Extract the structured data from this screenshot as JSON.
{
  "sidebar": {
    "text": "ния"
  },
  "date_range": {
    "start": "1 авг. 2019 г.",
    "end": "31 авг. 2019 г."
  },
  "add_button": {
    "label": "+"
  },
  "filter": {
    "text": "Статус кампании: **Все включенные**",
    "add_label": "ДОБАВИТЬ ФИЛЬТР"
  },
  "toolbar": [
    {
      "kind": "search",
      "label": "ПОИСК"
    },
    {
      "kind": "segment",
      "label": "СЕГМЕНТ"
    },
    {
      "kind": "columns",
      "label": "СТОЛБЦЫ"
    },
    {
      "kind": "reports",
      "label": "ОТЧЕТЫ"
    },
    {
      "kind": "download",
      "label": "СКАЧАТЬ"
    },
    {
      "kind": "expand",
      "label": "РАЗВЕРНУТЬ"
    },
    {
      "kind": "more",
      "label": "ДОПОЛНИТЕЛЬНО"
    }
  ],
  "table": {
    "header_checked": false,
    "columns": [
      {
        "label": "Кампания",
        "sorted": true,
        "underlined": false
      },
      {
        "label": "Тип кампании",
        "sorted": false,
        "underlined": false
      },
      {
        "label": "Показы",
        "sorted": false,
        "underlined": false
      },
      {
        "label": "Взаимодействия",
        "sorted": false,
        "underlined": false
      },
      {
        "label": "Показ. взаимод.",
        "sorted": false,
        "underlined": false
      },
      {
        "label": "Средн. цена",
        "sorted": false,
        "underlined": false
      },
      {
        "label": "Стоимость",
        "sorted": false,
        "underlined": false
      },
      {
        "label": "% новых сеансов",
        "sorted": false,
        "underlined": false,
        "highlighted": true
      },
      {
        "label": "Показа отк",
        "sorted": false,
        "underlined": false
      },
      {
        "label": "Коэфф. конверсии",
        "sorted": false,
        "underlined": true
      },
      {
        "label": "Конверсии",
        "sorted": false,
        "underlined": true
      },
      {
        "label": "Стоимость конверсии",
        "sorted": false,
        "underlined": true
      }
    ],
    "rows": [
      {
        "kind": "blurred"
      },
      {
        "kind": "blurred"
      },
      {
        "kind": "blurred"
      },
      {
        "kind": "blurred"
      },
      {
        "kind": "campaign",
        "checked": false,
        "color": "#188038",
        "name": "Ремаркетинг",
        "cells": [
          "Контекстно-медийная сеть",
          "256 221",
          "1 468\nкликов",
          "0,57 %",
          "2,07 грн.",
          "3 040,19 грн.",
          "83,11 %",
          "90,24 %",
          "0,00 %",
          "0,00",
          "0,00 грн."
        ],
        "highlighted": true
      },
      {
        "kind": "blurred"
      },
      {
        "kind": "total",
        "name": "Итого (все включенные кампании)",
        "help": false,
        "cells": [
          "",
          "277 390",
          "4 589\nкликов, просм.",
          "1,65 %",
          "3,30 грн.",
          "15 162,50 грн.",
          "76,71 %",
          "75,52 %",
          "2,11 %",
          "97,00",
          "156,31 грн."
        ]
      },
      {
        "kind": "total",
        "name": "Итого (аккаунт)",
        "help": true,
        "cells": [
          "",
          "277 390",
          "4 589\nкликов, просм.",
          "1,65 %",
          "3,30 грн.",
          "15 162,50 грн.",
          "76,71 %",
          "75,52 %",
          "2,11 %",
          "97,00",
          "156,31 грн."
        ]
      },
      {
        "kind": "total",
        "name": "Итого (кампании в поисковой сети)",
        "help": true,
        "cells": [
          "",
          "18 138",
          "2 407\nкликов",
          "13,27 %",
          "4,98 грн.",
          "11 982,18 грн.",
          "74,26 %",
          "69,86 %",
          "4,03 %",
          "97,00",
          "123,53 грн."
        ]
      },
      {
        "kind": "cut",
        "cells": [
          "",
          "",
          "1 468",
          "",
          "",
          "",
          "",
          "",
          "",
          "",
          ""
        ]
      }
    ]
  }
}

____

# [Task description]
Output all of the material, please, exactly as it stands.

# [Result below]
Extract the structured data from this screenshot as JSON.
{
  "sidebar": {
    "text": "ния"
  },
  "date_range": {
    "start": "1 авг. 2019 г.",
    "end": "31 авг. 2019 г."
  },
  "add_button": {
    "label": "+"
  },
  "filter": {
    "text": "Статус кампании: **Все включенные**",
    "add_label": "ДОБАВИТЬ ФИЛЬТР"
  },
  "toolbar": [
    {
      "kind": "search",
      "label": "ПОИСК"
    },
    {
      "kind": "segment",
      "label": "СЕГМЕНТ"
    },
    {
      "kind": "columns",
      "label": "СТОЛБЦЫ"
    },
    {
      "kind": "reports",
      "label": "ОТЧЕТЫ"
    },
    {
      "kind": "download",
      "label": "СКАЧАТЬ"
    },
    {
      "kind": "expand",
      "label": "РАЗВЕРНУТЬ"
    },
    {
      "kind": "more",
      "label": "ДОПОЛНИТЕЛЬНО"
    }
  ],
  "table": {
    "header_checked": false,
    "columns": [
      {
        "label": "Кампания",
        "sorted": true,
        "underlined": false
      },
      {
        "label": "Тип кампании",
        "sorted": false,
        "underlined": false
      },
      {
        "label": "Показы",
        "sorted": false,
        "underlined": false
      },
      {
        "label": "Взаимодействия",
        "sorted": false,
        "underlined": false
      },
      {
        "label": "Показ. взаимод.",
        "sorted": false,
        "underlined": false
      },
      {
        "label": "Средн. цена",
        "sorted": false,
        "underlined": false
      },
      {
        "label": "Стоимость",
        "sorted": false,
        "underlined": false
      },
      {
        "label": "% новых сеансов",
        "sorted": false,
        "underlined": false,
        "highlighted": true
      },
      {
        "label": "Показа отк",
        "sorted": false,
        "underlined": false
      },
      {
        "label": "Коэфф. конверсии",
        "sorted": false,
        "underlined": true
      },
      {
        "label": "Конверсии",
        "sorted": false,
        "underlined": true
      },
      {
        "label": "Стоимость конверсии",
        "sorted": false,
        "underlined": true
      }
    ],
    "rows": [
      {
        "kind": "blurred"
      },
      {
        "kind": "blurred"
      },
      {
        "kind": "blurred"
      },
      {
        "kind": "blurred"
      },
      {
        "kind": "campaign",
        "checked": false,
        "color": "#188038",
        "name": "Ремаркетинг",
        "cells": [
          "Контекстно-медийная сеть",
          "256 221",
          "1 468\nкликов",
          "0,57 %",
          "2,07 грн.",
          "3 040,19 грн.",
          "83,11 %",
          "90,24 %",
          "0,00 %",
          "0,00",
          "0,00 грн."
        ],
        "highlighted": true
      },
      {
        "kind": "blurred"
      },
      {
        "kind": "total",
        "name": "Итого (все включенные кампании)",
        "help": false,
        "cells": [
          "",
          "277 390",
          "4 589\nкликов, просм.",
          "1,65 %",
          "3,30 грн.",
          "15 162,50 грн.",
          "76,71 %",
          "75,52 %",
          "2,11 %",
          "97,00",
          "156,31 грн."
        ]
      },
      {
        "kind": "total",
        "name": "Итого (аккаунт)",
        "help": true,
        "cells": [
          "",
          "277 390",
          "4 589\nкликов, просм.",
          "1,65 %",
          "3,30 грн.",
          "15 162,50 грн.",
          "76,71 %",
          "75,52 %",
          "2,11 %",
          "97,00",
          "156,31 грн."
        ]
      },
      {
        "kind": "total",
        "name": "Итого (кампании в поисковой сети)",
        "help": true,
        "cells": [
          "",
          "18 138",
          "2 407\nкликов",
          "13,27 %",
          "4,98 грн.",
          "11 982,18 грн.",
          "74,26 %",
          "69,86 %",
          "4,03 %",
          "97,00",
          "123,53 грн."
        ]
      },
      {
        "kind": "cut",
        "cells": [
          "",
          "",
          "1 468",
          "",
          "",
          "",
          "",
          "",
          "",
          "",
          ""
        ]
      }
    ]
  }
}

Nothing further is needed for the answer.